====== Available data
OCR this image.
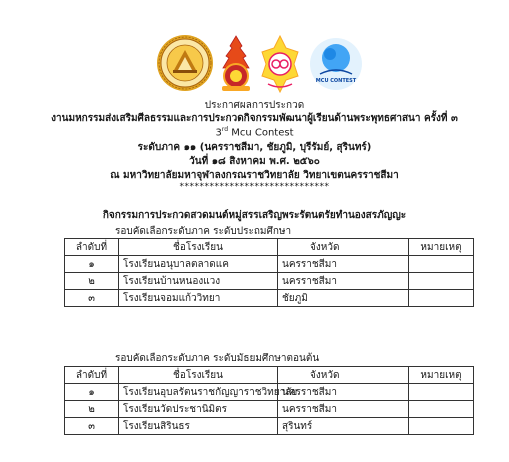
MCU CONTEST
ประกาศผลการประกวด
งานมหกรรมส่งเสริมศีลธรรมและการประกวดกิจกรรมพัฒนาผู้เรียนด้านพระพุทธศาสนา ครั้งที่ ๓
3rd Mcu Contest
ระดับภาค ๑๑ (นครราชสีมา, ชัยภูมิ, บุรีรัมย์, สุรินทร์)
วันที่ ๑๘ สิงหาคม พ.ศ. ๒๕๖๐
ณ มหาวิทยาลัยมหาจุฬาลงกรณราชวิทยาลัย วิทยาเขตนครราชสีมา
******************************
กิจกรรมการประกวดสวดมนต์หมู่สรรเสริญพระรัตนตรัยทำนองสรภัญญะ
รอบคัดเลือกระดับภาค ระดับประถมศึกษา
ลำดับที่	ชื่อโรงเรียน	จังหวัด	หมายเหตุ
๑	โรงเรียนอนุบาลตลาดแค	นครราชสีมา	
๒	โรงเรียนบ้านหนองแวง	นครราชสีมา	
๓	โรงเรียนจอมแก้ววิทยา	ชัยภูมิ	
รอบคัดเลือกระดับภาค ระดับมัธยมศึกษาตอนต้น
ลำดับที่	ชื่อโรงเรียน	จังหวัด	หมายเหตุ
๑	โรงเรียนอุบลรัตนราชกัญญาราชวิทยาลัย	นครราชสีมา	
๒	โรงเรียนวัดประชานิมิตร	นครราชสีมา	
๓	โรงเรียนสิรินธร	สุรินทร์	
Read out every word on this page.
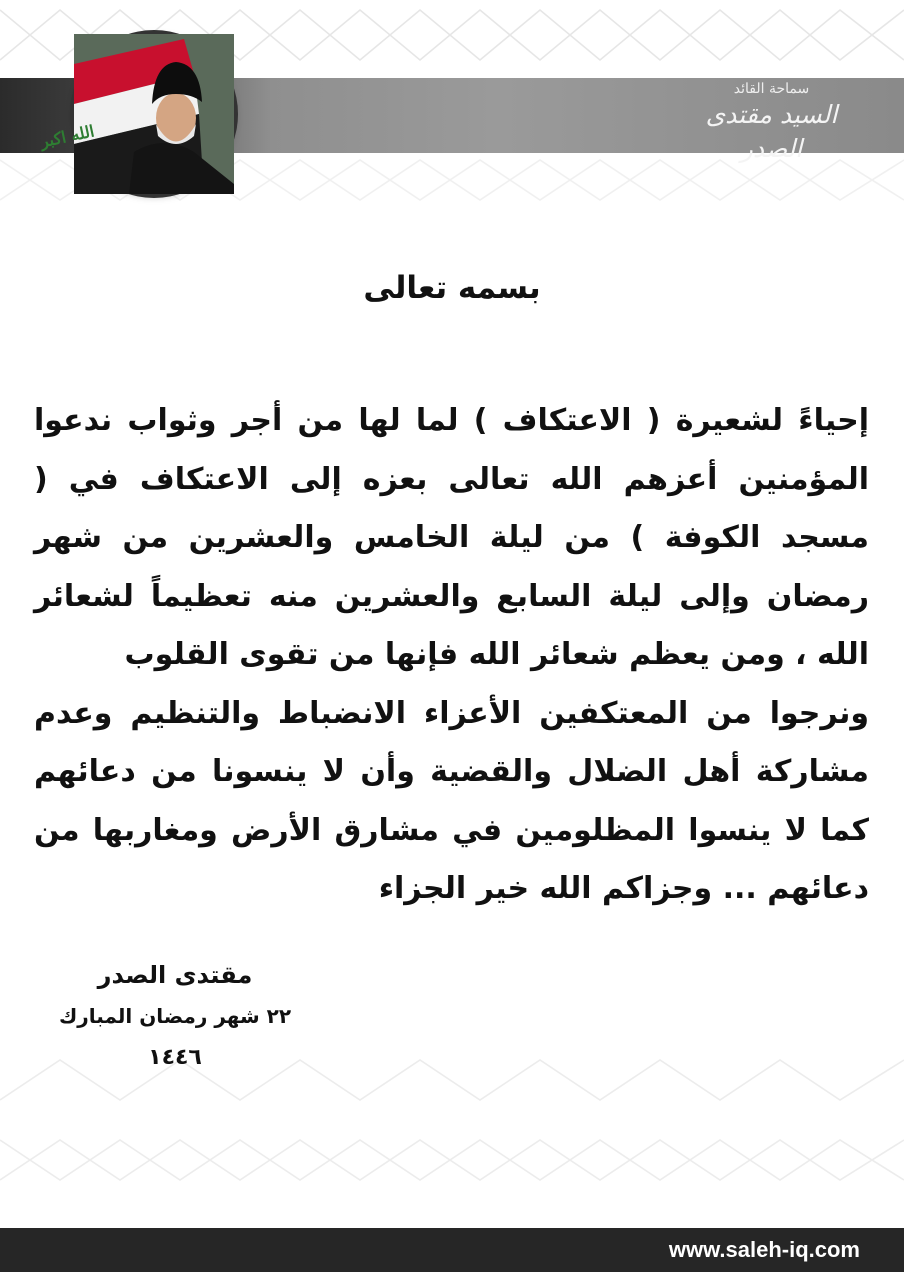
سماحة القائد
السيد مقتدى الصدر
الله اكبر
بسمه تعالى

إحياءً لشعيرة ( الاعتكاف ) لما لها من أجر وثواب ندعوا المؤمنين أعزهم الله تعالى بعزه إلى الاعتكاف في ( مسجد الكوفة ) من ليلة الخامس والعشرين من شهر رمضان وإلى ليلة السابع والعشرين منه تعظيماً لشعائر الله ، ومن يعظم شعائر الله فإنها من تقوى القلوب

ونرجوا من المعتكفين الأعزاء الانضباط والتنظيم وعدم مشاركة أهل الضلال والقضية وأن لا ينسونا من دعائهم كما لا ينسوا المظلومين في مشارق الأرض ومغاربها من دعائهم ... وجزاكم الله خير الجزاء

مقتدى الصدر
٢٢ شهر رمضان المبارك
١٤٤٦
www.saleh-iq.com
============
====== Available data
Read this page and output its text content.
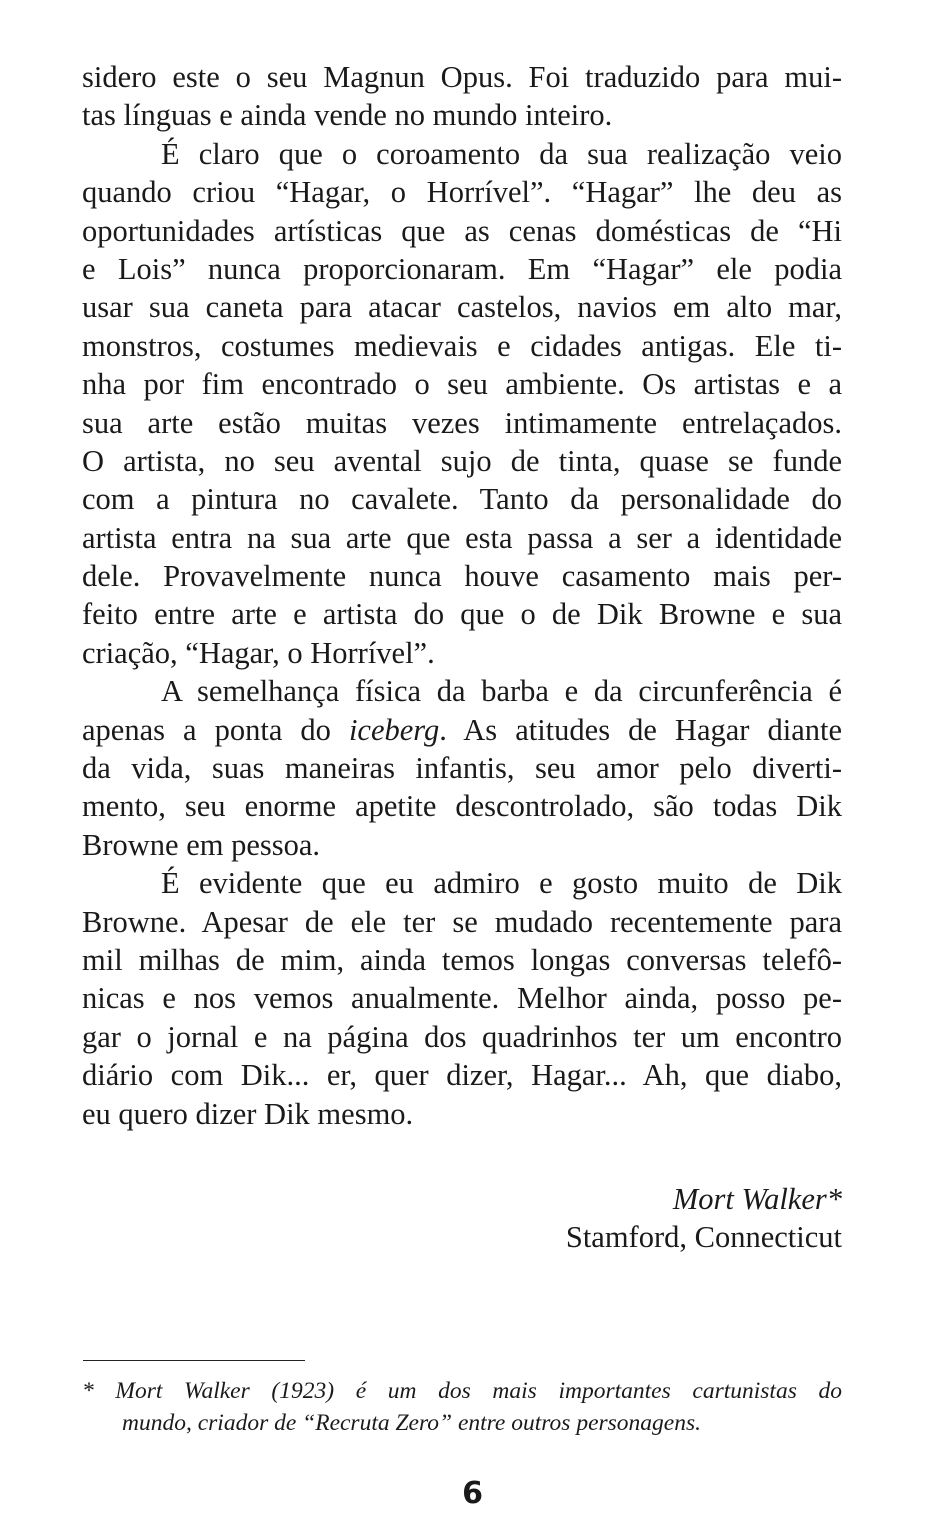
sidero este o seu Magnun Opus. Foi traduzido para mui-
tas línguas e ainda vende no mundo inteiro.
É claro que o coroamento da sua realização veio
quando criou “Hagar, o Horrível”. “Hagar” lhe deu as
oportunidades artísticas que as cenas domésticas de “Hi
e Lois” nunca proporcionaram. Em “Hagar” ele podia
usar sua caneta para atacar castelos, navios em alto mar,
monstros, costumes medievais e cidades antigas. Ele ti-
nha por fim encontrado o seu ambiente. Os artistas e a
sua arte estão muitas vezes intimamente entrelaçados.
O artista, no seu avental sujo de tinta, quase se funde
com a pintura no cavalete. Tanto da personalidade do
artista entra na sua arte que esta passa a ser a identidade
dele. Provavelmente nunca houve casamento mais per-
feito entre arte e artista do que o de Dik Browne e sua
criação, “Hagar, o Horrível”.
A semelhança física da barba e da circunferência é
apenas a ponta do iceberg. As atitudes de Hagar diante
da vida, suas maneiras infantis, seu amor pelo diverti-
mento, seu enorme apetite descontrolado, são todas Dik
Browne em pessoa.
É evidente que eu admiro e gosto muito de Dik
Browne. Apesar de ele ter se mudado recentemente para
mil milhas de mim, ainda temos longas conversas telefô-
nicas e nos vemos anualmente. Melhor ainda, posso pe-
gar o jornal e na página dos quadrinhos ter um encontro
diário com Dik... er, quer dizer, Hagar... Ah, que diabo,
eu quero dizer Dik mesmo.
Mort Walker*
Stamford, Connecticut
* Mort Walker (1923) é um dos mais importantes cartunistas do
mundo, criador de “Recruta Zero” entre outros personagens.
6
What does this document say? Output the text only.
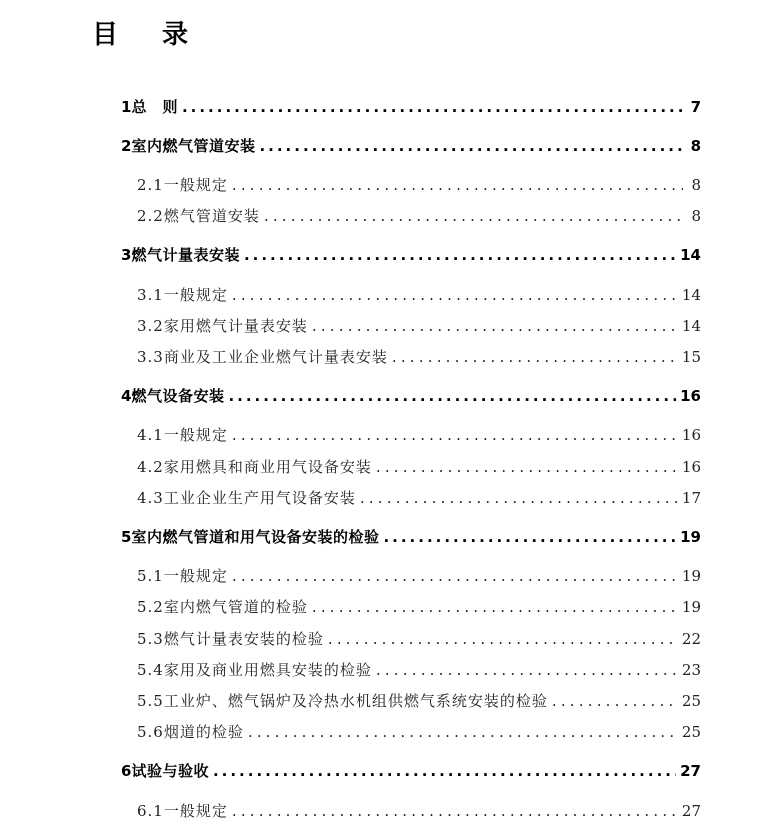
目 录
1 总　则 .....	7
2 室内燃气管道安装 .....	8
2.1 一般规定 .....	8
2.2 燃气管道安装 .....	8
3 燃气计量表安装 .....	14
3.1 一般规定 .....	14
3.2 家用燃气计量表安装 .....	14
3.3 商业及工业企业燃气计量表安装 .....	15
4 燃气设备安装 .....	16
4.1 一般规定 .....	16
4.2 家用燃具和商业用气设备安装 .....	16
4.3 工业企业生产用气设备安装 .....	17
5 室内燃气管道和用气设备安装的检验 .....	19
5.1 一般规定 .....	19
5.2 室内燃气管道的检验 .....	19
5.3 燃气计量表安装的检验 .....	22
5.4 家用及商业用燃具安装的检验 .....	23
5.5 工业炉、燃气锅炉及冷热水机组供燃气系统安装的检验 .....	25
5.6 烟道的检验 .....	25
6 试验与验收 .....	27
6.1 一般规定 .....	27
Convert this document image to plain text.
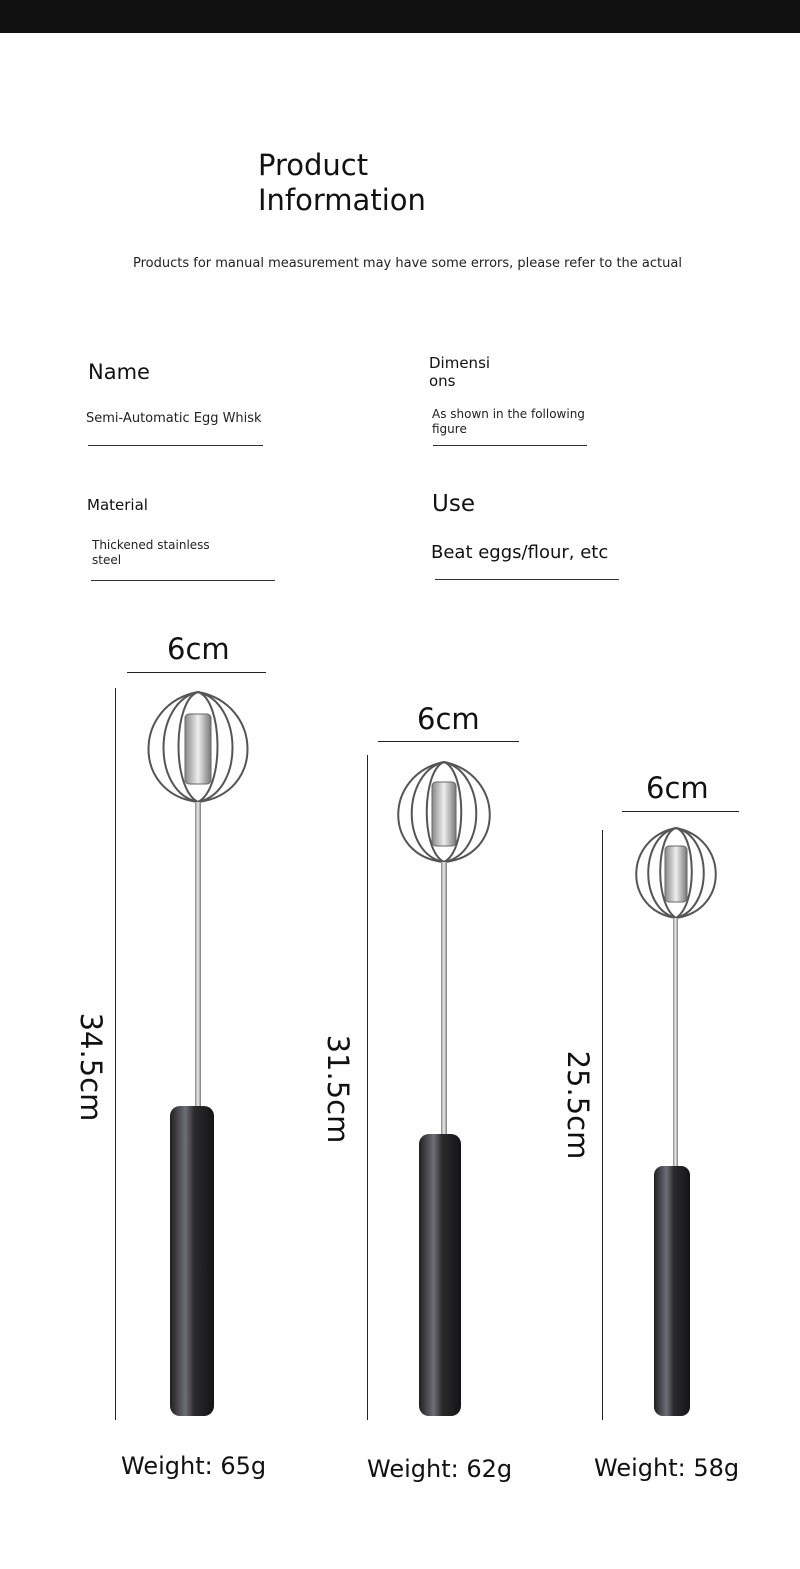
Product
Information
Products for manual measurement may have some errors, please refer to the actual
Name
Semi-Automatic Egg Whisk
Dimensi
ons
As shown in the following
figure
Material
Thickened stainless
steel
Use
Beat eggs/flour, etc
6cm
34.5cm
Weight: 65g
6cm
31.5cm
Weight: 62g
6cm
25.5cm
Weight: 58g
============
====== Available data
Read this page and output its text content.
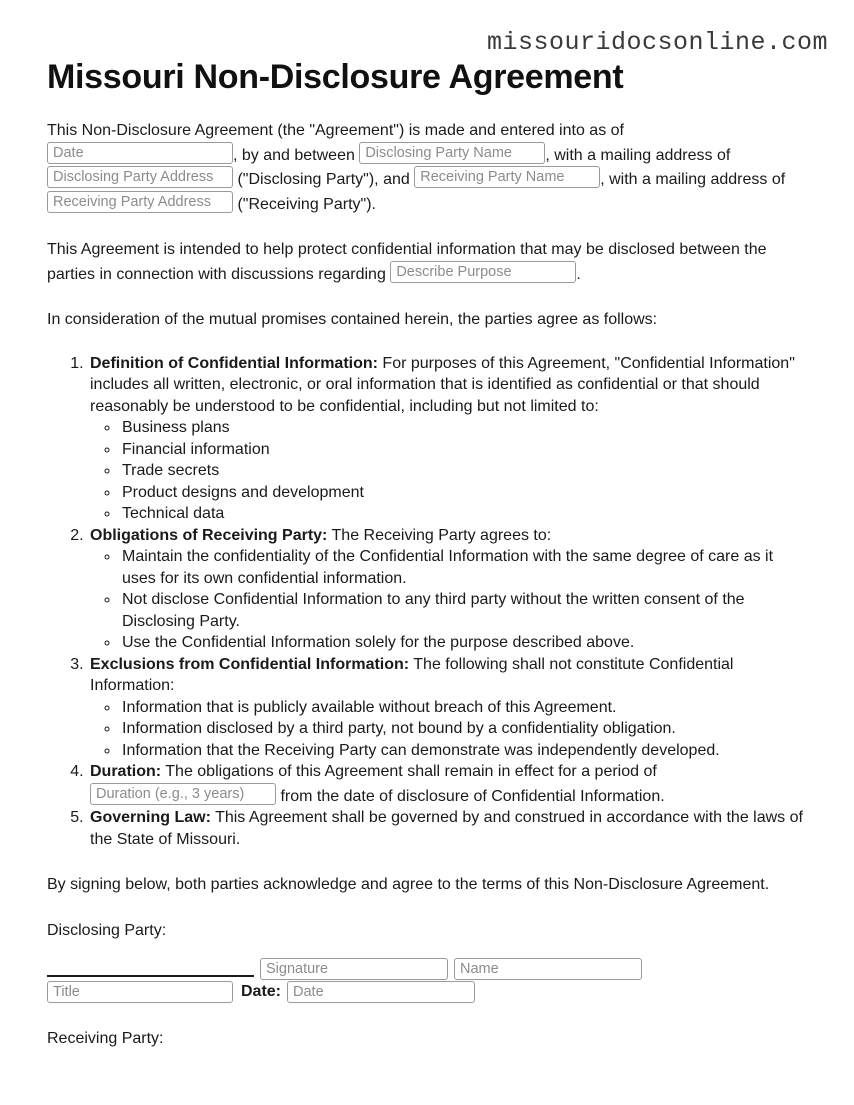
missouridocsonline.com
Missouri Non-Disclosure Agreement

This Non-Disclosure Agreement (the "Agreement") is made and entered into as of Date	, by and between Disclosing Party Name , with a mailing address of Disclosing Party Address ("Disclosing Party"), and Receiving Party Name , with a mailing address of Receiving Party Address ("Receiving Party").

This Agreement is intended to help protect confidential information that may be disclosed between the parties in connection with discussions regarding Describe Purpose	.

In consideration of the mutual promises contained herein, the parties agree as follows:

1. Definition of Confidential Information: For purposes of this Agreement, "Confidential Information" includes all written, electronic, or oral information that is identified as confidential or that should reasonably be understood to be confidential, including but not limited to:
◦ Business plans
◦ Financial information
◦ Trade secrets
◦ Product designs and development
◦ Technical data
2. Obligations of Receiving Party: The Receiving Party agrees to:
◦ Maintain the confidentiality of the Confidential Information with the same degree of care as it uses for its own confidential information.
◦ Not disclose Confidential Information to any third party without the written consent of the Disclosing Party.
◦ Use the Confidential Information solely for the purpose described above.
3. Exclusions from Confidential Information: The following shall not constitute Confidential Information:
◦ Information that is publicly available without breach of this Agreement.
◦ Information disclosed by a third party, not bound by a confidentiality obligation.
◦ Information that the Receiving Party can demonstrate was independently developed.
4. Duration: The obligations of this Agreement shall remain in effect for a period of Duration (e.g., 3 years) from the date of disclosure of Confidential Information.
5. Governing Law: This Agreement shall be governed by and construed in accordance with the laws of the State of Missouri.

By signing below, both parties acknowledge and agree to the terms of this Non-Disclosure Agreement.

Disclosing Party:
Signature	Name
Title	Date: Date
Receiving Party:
============
Short task:
Copy out every line in the listing where the word "from" appears.

Output below:
3. Exclusions from Confidential Information: The following shall not constitute Confidential Information:
4. Duration: The obligations of this Agreement shall remain in effect for a period of Duration (e.g., 3 years) from the date of disclosure of Confidential Information.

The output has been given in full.